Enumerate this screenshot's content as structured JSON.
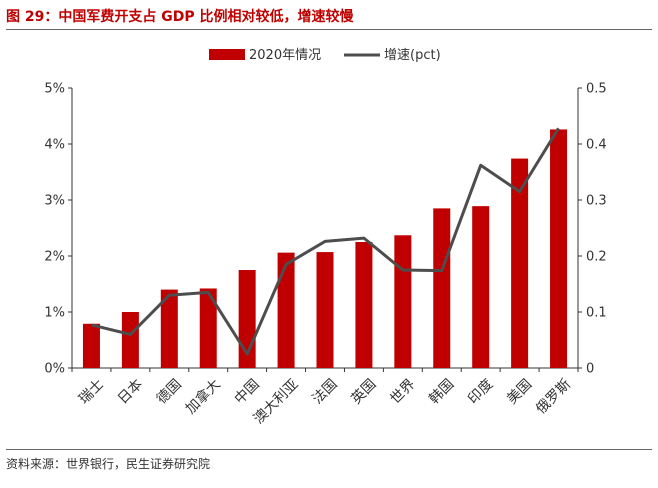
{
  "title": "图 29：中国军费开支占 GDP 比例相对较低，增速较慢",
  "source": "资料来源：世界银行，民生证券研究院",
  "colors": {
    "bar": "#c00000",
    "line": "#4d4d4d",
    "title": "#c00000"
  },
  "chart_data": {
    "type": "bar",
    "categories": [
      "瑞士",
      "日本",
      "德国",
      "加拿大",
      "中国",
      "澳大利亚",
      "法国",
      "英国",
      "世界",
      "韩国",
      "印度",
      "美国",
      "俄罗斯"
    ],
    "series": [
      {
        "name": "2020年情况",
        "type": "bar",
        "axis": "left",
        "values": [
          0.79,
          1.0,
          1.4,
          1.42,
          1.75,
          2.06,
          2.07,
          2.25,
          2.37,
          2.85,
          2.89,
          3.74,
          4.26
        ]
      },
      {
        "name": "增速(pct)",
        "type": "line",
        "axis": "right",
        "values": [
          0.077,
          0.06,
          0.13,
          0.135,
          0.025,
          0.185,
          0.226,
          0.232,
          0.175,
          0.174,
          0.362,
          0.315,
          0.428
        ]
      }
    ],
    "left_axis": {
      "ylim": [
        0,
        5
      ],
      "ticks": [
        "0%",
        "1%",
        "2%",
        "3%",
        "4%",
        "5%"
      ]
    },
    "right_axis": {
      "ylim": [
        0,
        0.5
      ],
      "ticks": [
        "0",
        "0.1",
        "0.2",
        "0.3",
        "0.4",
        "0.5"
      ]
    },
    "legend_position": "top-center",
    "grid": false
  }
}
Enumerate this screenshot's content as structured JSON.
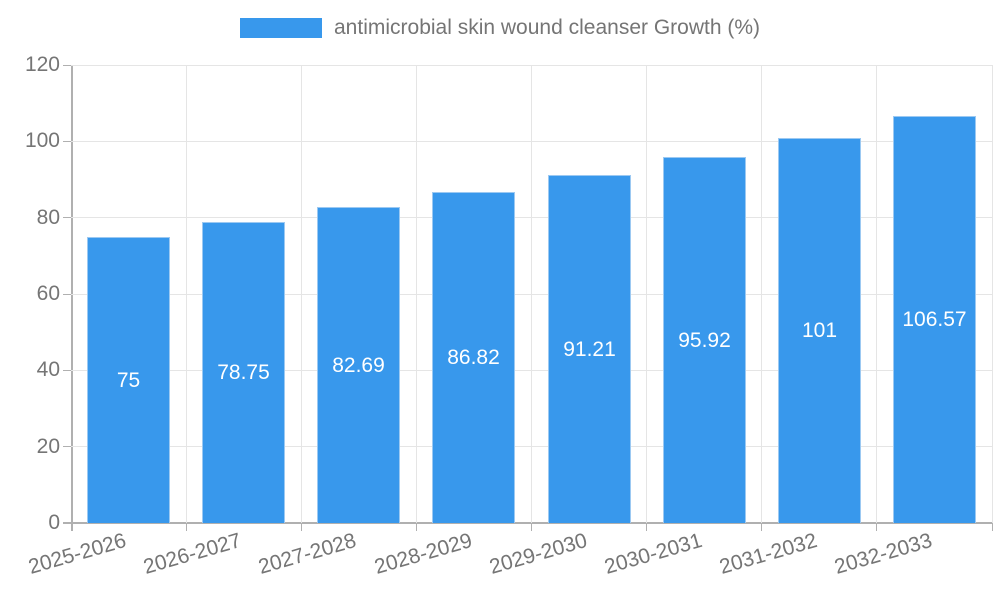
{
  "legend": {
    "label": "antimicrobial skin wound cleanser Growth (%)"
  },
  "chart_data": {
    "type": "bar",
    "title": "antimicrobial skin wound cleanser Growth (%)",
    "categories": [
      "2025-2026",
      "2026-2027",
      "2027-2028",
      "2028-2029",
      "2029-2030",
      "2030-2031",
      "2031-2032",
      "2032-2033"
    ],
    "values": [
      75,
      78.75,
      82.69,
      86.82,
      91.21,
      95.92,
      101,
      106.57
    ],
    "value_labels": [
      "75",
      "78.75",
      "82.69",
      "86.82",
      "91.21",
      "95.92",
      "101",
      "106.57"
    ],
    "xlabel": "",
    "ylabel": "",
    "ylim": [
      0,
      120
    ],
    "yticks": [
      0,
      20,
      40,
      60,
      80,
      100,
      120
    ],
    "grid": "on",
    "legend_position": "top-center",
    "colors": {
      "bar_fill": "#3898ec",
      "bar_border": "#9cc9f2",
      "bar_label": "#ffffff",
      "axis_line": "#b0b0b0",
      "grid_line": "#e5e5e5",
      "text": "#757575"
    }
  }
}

=-=-=

* [Requirement]:
With the pictures omitted, reproduce the records in full and exactly.

* [Result below]:
Enumerate this screenshot's content as structured JSON.
{
  "title": "图 29：中国军费开支占 GDP 比例相对较低，增速较慢",
  "source": "资料来源：世界银行，民生证券研究院",
  "colors": {
    "bar": "#c00000",
    "line": "#4d4d4d",
    "title": "#c00000"
  },
  "chart_data": {
    "type": "bar",
    "categories": [
      "瑞士",
      "日本",
      "德国",
      "加拿大",
      "中国",
      "澳大利亚",
      "法国",
      "英国",
      "世界",
      "韩国",
      "印度",
      "美国",
      "俄罗斯"
    ],
    "series": [
      {
        "name": "2020年情况",
        "type": "bar",
        "axis": "left",
        "values": [
          0.79,
          1.0,
          1.4,
          1.42,
          1.75,
          2.06,
          2.07,
          2.25,
          2.37,
          2.85,
          2.89,
          3.74,
          4.26
        ]
      },
      {
        "name": "增速(pct)",
        "type": "line",
        "axis": "right",
        "values": [
          0.077,
          0.06,
          0.13,
          0.135,
          0.025,
          0.185,
          0.226,
          0.232,
          0.175,
          0.174,
          0.362,
          0.315,
          0.428
        ]
      }
    ],
    "left_axis": {
      "ylim": [
        0,
        5
      ],
      "ticks": [
        "0%",
        "1%",
        "2%",
        "3%",
        "4%",
        "5%"
      ]
    },
    "right_axis": {
      "ylim": [
        0,
        0.5
      ],
      "ticks": [
        "0",
        "0.1",
        "0.2",
        "0.3",
        "0.4",
        "0.5"
      ]
    },
    "legend_position": "top-center",
    "grid": false
  }
}
Enumerate this screenshot's content as structured JSON.
{
  "legend": {
    "label": "antimicrobial skin wound cleanser Growth (%)"
  },
  "chart_data": {
    "type": "bar",
    "title": "antimicrobial skin wound cleanser Growth (%)",
    "categories": [
      "2025-2026",
      "2026-2027",
      "2027-2028",
      "2028-2029",
      "2029-2030",
      "2030-2031",
      "2031-2032",
      "2032-2033"
    ],
    "values": [
      75,
      78.75,
      82.69,
      86.82,
      91.21,
      95.92,
      101,
      106.57
    ],
    "value_labels": [
      "75",
      "78.75",
      "82.69",
      "86.82",
      "91.21",
      "95.92",
      "101",
      "106.57"
    ],
    "xlabel": "",
    "ylabel": "",
    "ylim": [
      0,
      120
    ],
    "yticks": [
      0,
      20,
      40,
      60,
      80,
      100,
      120
    ],
    "grid": "on",
    "legend_position": "top-center",
    "colors": {
      "bar_fill": "#3898ec",
      "bar_border": "#9cc9f2",
      "bar_label": "#ffffff",
      "axis_line": "#b0b0b0",
      "grid_line": "#e5e5e5",
      "text": "#757575"
    }
  }
}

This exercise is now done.